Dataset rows
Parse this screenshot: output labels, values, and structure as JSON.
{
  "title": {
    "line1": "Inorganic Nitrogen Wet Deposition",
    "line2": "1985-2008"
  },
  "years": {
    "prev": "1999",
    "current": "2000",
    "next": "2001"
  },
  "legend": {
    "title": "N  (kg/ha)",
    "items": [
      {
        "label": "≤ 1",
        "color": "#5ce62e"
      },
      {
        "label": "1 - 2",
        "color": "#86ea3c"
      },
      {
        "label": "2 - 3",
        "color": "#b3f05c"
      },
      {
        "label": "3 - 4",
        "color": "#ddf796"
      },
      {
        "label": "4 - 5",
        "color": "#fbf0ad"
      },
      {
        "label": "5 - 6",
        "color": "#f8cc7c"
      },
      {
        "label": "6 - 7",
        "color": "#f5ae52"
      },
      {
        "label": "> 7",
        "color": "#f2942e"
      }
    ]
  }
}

* [Stated goal]
Select every line in the records above that contains the word "color".

* [In response]
        "color": "#5ce62e"
        "color": "#86ea3c"
        "color": "#b3f05c"
        "color": "#ddf796"
        "color": "#fbf0ad"
        "color": "#f8cc7c"
        "color": "#f5ae52"
        "color": "#f2942e"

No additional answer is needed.